(Recorded data)
<<<<

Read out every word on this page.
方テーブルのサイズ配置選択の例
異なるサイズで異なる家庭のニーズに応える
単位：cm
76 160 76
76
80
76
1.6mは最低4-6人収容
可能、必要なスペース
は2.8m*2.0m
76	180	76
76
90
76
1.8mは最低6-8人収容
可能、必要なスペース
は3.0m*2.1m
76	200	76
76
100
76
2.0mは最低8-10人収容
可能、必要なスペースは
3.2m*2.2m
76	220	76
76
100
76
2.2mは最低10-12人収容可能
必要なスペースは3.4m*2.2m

>>>>
<<<<

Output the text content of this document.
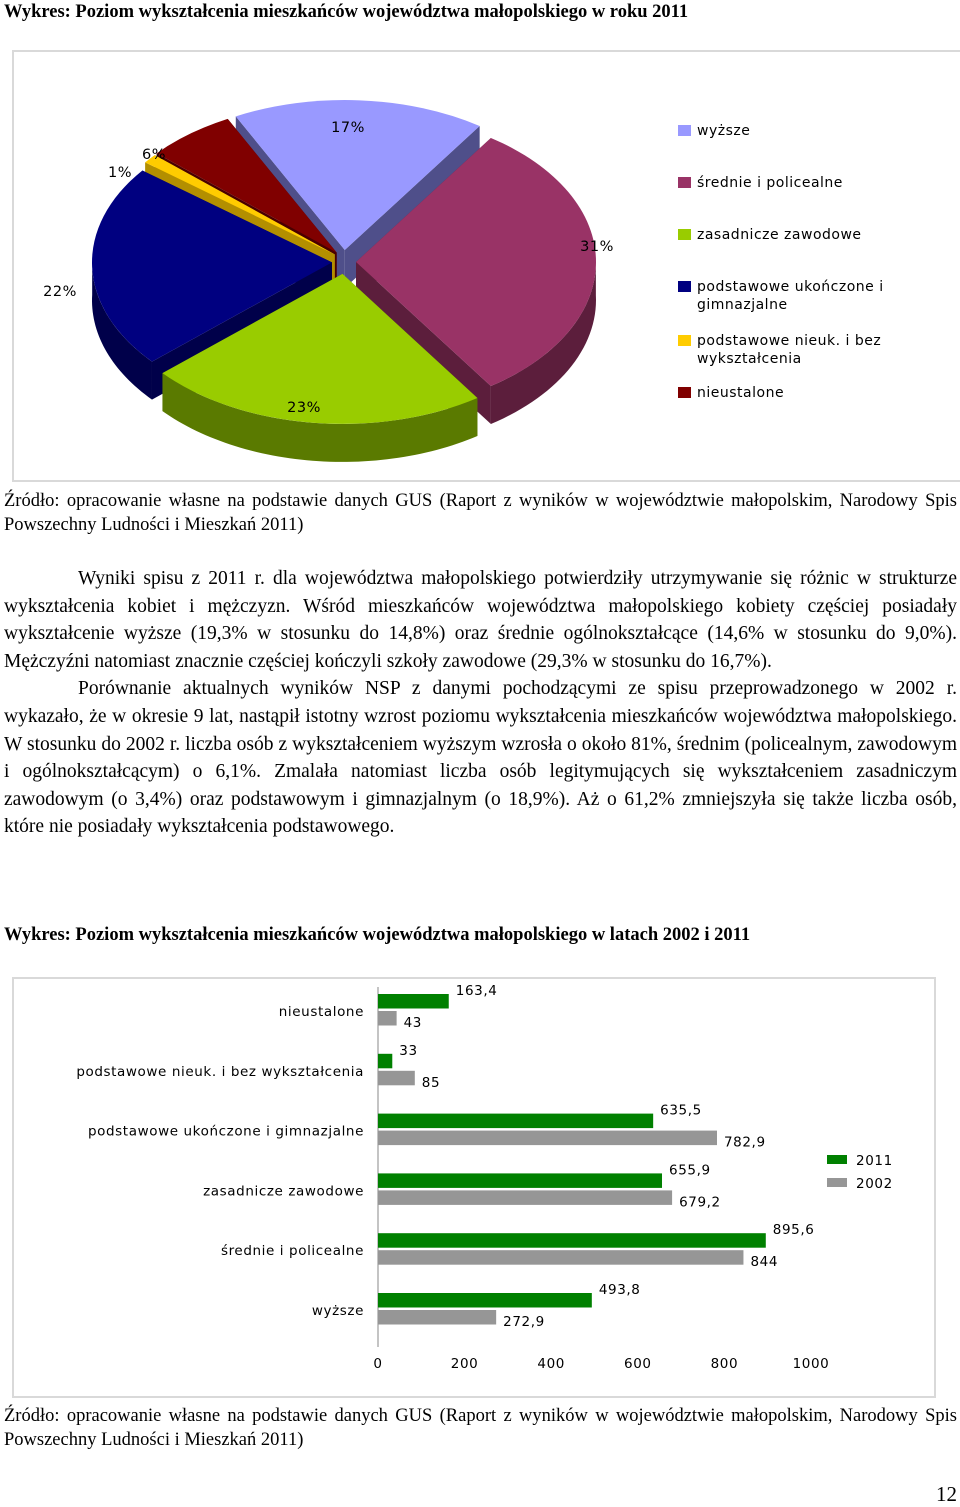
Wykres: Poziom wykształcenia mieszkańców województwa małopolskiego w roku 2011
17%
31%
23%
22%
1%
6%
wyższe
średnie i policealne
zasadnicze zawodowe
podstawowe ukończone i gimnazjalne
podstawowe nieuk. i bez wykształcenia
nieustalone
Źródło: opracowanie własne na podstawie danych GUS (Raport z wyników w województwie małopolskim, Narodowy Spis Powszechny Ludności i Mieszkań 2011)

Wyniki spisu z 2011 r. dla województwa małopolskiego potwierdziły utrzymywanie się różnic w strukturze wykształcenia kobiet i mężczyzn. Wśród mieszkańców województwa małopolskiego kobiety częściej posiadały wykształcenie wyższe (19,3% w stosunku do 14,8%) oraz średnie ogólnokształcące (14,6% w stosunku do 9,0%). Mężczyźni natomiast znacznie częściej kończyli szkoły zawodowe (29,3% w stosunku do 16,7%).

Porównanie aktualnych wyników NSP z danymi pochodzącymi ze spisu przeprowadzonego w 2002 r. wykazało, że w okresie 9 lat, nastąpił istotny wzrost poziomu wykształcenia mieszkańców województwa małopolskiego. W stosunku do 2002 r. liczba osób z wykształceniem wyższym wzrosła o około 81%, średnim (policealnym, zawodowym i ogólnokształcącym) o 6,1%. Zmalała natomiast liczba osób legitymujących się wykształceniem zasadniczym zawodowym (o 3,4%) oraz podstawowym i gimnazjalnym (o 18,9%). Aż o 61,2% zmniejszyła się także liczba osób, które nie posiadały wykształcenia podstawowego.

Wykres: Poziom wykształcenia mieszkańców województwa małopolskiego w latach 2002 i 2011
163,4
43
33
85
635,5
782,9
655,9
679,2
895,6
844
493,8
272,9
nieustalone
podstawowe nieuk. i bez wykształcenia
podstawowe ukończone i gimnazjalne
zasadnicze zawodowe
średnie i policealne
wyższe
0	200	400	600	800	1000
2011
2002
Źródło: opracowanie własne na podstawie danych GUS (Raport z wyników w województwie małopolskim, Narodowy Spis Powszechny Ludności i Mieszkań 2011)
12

>>>>

▶ [DESCRIPTION OF THE TASK]: A line counts if it holds the word "wykształcenia". Work out how many lines in the listing count, and give only that number.

▶ [COMPLETE ANSWER]: 6